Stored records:
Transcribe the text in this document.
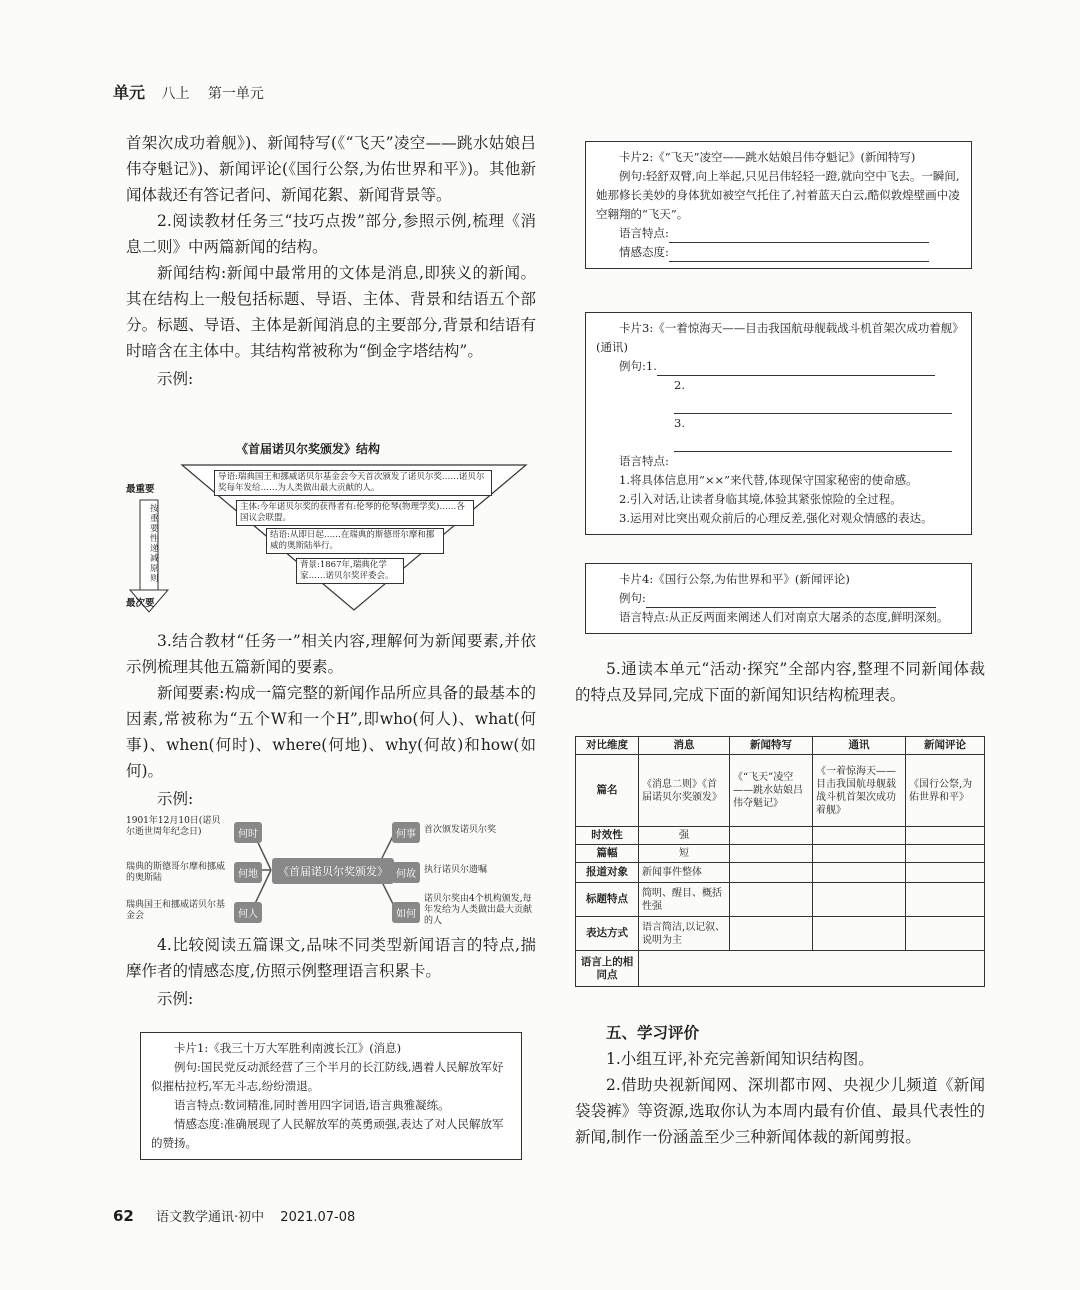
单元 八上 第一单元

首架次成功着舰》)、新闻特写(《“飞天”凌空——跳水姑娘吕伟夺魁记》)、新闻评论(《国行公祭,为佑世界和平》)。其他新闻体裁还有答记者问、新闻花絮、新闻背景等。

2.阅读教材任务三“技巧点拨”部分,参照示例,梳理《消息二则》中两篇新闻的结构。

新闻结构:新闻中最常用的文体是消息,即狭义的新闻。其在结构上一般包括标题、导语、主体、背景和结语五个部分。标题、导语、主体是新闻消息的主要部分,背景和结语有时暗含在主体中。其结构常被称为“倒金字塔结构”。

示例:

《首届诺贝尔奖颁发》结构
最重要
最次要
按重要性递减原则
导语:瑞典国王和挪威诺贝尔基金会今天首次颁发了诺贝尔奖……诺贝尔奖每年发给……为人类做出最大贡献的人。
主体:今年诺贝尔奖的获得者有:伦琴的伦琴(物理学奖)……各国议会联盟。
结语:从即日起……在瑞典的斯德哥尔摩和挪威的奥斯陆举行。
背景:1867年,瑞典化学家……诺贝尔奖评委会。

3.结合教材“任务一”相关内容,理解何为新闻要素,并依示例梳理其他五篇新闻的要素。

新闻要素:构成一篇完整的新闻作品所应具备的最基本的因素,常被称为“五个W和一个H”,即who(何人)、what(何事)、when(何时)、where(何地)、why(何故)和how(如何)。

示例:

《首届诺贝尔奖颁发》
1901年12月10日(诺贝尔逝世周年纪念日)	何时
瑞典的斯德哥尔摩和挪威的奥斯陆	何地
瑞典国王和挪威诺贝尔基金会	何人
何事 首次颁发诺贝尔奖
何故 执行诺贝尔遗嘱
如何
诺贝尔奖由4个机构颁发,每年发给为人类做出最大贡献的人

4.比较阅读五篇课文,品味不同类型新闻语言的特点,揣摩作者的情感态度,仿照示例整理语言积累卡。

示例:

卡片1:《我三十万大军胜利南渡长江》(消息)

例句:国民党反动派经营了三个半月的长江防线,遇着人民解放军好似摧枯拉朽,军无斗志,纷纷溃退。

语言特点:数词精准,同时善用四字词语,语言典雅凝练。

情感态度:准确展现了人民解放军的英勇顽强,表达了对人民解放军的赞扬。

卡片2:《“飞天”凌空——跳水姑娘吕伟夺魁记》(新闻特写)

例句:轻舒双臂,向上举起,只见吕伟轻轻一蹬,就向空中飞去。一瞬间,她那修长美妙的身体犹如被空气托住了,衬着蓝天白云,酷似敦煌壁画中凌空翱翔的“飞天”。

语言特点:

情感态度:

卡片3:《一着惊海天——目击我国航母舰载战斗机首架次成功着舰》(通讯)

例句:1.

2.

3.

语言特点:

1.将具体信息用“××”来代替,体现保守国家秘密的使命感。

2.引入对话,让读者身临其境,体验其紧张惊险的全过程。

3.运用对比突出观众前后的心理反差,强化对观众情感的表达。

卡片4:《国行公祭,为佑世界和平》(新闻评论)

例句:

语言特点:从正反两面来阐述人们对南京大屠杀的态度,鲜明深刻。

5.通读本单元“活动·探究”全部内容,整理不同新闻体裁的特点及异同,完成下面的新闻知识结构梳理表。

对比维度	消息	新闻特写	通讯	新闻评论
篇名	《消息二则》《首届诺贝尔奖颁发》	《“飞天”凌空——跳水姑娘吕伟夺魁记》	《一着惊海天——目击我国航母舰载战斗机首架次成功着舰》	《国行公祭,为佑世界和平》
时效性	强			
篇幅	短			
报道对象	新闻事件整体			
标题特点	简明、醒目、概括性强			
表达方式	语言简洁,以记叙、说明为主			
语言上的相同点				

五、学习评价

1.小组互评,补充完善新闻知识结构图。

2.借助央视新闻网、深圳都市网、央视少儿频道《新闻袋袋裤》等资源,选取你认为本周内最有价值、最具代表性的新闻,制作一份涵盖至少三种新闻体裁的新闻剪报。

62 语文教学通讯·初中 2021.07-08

## PROBLEM STATEMENT
Show each line of the listing that holds the string "一着惊海天".

## RESPONSE FOR THIS EXERCISE
卡片3:《一着惊海天——目击我国航母舰载战斗机首架次成功着舰》(通讯)
篇名	《消息二则》《首届诺贝尔奖颁发》	《“飞天”凌空——跳水姑娘吕伟夺魁记》	《一着惊海天——目击我国航母舰载战斗机首架次成功着舰》	《国行公祭,为佑世界和平》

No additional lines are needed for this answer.